SET PROBLEM: What number of lines in the material contain the word "Kuya"? Give that number alone.

----------------

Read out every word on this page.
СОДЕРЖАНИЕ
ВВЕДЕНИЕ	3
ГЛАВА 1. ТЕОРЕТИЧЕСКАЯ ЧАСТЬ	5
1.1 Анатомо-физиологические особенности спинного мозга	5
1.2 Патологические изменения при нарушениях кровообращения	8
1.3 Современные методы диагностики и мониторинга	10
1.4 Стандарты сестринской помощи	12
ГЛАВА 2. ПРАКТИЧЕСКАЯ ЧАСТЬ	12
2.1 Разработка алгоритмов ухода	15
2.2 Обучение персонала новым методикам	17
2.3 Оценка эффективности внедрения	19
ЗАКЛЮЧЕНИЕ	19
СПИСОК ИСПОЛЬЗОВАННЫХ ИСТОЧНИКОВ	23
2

----------------

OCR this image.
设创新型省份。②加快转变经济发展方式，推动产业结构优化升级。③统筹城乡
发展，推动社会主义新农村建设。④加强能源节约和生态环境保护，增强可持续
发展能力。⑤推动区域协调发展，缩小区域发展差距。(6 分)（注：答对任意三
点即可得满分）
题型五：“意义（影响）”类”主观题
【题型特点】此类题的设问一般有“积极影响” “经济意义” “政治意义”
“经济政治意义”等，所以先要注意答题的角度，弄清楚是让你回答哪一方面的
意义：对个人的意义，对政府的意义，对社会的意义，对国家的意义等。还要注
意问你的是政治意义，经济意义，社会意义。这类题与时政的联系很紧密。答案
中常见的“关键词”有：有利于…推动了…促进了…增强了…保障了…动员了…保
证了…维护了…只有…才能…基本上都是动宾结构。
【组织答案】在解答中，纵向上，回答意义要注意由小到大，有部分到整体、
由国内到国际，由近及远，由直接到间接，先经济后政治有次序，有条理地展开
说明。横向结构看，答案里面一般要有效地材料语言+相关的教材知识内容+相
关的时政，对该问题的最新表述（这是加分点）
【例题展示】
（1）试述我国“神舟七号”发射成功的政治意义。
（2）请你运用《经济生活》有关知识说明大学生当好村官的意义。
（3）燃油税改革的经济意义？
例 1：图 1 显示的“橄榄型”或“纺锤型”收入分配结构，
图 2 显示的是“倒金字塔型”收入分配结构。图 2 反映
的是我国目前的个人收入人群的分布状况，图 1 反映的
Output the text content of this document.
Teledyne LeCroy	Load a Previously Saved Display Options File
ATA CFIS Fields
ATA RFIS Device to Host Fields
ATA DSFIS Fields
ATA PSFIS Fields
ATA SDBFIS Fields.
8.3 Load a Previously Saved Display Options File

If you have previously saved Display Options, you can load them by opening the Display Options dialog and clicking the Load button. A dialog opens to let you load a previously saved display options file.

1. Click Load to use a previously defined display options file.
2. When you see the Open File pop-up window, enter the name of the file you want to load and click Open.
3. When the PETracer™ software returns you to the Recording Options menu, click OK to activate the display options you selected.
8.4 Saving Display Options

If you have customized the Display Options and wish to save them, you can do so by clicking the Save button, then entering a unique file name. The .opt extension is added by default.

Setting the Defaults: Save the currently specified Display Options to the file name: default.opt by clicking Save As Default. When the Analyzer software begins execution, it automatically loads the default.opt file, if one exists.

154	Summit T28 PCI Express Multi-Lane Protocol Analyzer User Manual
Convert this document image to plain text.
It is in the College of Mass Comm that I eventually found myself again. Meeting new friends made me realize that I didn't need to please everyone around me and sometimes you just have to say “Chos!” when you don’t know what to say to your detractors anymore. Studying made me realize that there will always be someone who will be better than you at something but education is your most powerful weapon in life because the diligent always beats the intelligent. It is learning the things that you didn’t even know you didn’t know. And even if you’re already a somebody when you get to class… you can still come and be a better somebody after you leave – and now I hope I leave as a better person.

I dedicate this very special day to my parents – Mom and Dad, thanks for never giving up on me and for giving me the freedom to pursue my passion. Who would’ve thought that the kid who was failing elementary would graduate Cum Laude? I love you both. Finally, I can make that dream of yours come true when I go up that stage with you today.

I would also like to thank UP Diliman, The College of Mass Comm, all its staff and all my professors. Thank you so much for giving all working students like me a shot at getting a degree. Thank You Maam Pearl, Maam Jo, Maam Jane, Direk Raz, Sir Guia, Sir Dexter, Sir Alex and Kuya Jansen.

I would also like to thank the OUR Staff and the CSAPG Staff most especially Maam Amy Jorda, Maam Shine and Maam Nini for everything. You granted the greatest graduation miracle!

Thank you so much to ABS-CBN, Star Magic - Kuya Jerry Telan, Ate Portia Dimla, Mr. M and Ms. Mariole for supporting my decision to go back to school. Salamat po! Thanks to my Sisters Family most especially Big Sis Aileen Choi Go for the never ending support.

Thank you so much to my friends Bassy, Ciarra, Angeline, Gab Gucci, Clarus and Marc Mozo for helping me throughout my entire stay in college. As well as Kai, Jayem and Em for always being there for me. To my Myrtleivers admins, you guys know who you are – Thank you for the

----------------

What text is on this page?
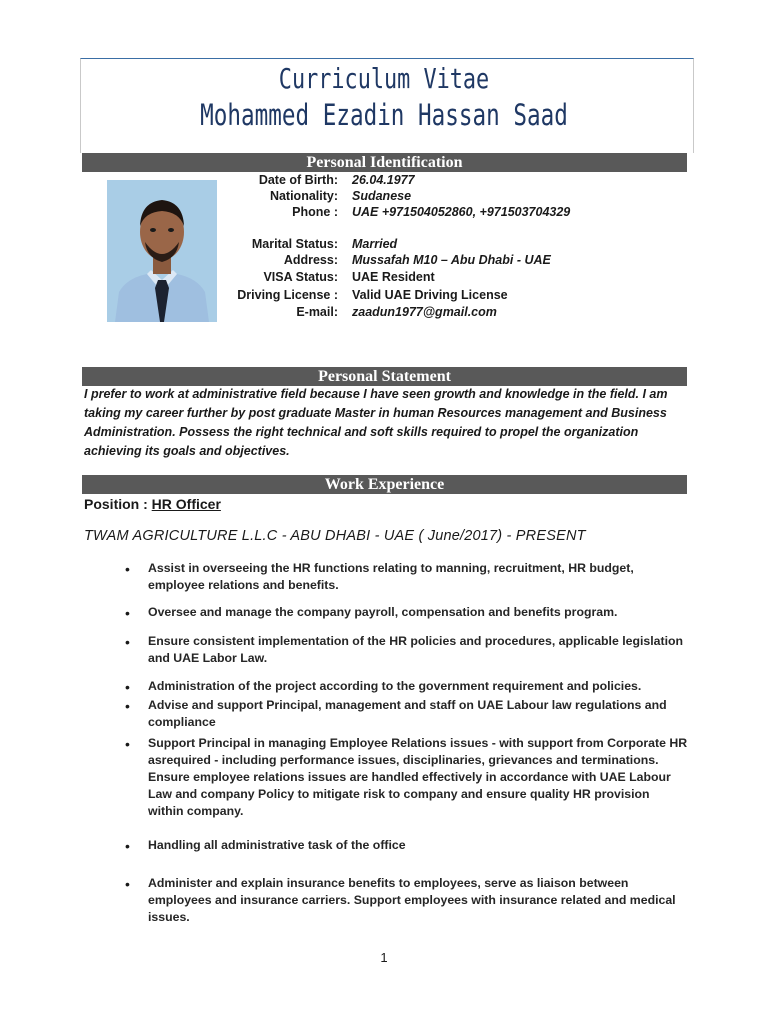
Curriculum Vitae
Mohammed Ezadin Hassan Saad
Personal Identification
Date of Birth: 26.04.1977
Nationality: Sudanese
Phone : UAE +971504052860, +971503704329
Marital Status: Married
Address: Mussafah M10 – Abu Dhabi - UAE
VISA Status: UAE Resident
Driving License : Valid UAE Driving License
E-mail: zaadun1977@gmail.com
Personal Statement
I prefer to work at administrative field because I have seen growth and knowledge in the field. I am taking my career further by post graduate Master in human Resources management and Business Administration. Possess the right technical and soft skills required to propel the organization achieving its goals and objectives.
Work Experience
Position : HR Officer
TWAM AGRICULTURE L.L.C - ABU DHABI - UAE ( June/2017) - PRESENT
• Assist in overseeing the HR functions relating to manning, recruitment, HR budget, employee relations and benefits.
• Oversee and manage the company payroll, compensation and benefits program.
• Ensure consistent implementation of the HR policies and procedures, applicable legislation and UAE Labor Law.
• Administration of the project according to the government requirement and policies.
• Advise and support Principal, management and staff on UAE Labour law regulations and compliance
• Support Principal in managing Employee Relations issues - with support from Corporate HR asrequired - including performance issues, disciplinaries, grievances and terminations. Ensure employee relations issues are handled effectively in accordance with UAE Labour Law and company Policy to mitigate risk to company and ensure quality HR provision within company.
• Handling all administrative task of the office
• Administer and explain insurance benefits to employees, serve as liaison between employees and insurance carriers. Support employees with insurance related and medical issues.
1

----------------

ANSWER TO THIS EXERCISE: 2